Rewrite every line of the entries below as a JSON list of strings, one string per line, leaving out any blank lines.

---- Data provided

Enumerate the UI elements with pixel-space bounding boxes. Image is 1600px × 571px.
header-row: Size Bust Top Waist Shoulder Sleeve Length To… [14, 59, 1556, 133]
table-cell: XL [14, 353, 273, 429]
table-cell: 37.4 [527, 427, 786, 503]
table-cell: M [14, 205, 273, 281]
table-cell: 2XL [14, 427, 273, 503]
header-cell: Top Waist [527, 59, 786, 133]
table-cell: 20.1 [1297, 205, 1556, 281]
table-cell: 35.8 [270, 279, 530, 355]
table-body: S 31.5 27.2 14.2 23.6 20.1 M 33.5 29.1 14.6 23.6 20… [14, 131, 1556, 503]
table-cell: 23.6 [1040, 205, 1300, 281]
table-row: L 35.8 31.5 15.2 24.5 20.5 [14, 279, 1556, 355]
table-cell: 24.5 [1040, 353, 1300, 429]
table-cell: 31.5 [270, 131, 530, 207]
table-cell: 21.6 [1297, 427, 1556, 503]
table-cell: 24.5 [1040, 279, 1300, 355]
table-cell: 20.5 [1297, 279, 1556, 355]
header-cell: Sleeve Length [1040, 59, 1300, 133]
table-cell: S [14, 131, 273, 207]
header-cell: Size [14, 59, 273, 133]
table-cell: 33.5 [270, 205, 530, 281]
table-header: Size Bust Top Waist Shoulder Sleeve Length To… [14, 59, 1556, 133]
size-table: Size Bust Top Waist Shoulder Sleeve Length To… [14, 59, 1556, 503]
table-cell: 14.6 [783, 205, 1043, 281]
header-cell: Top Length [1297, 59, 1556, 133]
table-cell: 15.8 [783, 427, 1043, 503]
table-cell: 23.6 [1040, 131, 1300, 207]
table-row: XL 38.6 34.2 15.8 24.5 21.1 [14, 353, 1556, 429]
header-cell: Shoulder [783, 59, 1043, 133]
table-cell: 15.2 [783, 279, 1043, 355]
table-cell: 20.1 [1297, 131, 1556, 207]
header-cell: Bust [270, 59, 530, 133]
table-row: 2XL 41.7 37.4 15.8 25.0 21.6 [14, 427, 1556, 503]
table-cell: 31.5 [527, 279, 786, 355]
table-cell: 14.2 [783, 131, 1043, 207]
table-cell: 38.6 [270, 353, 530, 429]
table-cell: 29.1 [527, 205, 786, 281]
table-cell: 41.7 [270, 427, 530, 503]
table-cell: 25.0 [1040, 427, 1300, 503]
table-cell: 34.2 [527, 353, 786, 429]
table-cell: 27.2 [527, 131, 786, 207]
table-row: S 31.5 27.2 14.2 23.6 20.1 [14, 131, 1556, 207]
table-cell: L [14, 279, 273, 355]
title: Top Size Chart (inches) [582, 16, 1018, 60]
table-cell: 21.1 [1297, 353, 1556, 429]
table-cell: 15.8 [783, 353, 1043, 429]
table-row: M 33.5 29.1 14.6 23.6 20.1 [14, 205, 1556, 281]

--------

Full solution |
[
  "Enumerate the UI elements with pixel-space bounding boxes. Image is 1600px × 571px.",
  "header-row: Size Bust Top Waist Shoulder Sleeve Length To… [14, 59, 1556, 133]",
  "table-cell: XL [14, 353, 273, 429]",
  "table-cell: 37.4 [527, 427, 786, 503]",
  "table-cell: M [14, 205, 273, 281]",
  "table-cell: 2XL [14, 427, 273, 503]",
  "header-cell: Top Waist [527, 59, 786, 133]",
  "table-cell: 20.1 [1297, 205, 1556, 281]",
  "table-cell: 35.8 [270, 279, 530, 355]",
  "table-body: S 31.5 27.2 14.2 23.6 20.1 M 33.5 29.1 14.6 23.6 20… [14, 131, 1556, 503]",
  "table-cell: 23.6 [1040, 205, 1300, 281]",
  "table-row: L 35.8 31.5 15.2 24.5 20.5 [14, 279, 1556, 355]",
  "table-cell: 24.5 [1040, 353, 1300, 429]",
  "table-cell: 31.5 [270, 131, 530, 207]",
  "table-cell: 21.6 [1297, 427, 1556, 503]",
  "table-cell: 24.5 [1040, 279, 1300, 355]",
  "table-cell: 20.5 [1297, 279, 1556, 355]",
  "header-cell: Sleeve Length [1040, 59, 1300, 133]",
  "table-cell: S [14, 131, 273, 207]",
  "header-cell: Size [14, 59, 273, 133]",
  "table-cell: 33.5 [270, 205, 530, 281]",
  "table-header: Size Bust Top Waist Shoulder Sleeve Length To… [14, 59, 1556, 133]",
  "size-table: Size Bust Top Waist Shoulder Sleeve Length To… [14, 59, 1556, 503]",
  "table-cell: 14.6 [783, 205, 1043, 281]",
  "header-cell: Top Length [1297, 59, 1556, 133]",
  "table-cell: 15.8 [783, 427, 1043, 503]",
  "table-cell: 23.6 [1040, 131, 1300, 207]",
  "table-row: XL 38.6 34.2 15.8 24.5 21.1 [14, 353, 1556, 429]",
  "header-cell: Shoulder [783, 59, 1043, 133]",
  "table-cell: 15.2 [783, 279, 1043, 355]",
  "table-cell: 20.1 [1297, 131, 1556, 207]",
  "header-cell: Bust [270, 59, 530, 133]",
  "table-row: 2XL 41.7 37.4 15.8 25.0 21.6 [14, 427, 1556, 503]",
  "table-cell: 31.5 [527, 279, 786, 355]",
  "table-cell: 14.2 [783, 131, 1043, 207]",
  "table-cell: 38.6 [270, 353, 530, 429]",
  "table-cell: 29.1 [527, 205, 786, 281]",
  "table-cell: 41.7 [270, 427, 530, 503]",
  "table-cell: 25.0 [1040, 427, 1300, 503]",
  "table-cell: 34.2 [527, 353, 786, 429]",
  "table-cell: 27.2 [527, 131, 786, 207]",
  "table-row: S 31.5 27.2 14.2 23.6 20.1 [14, 131, 1556, 207]",
  "table-cell: L [14, 279, 273, 355]",
  "title: Top Size Chart (inches) [582, 16, 1018, 60]",
  "table-cell: 21.1 [1297, 353, 1556, 429]",
  "table-cell: 15.8 [783, 353, 1043, 429]",
  "table-row: M 33.5 29.1 14.6 23.6 20.1 [14, 205, 1556, 281]"
]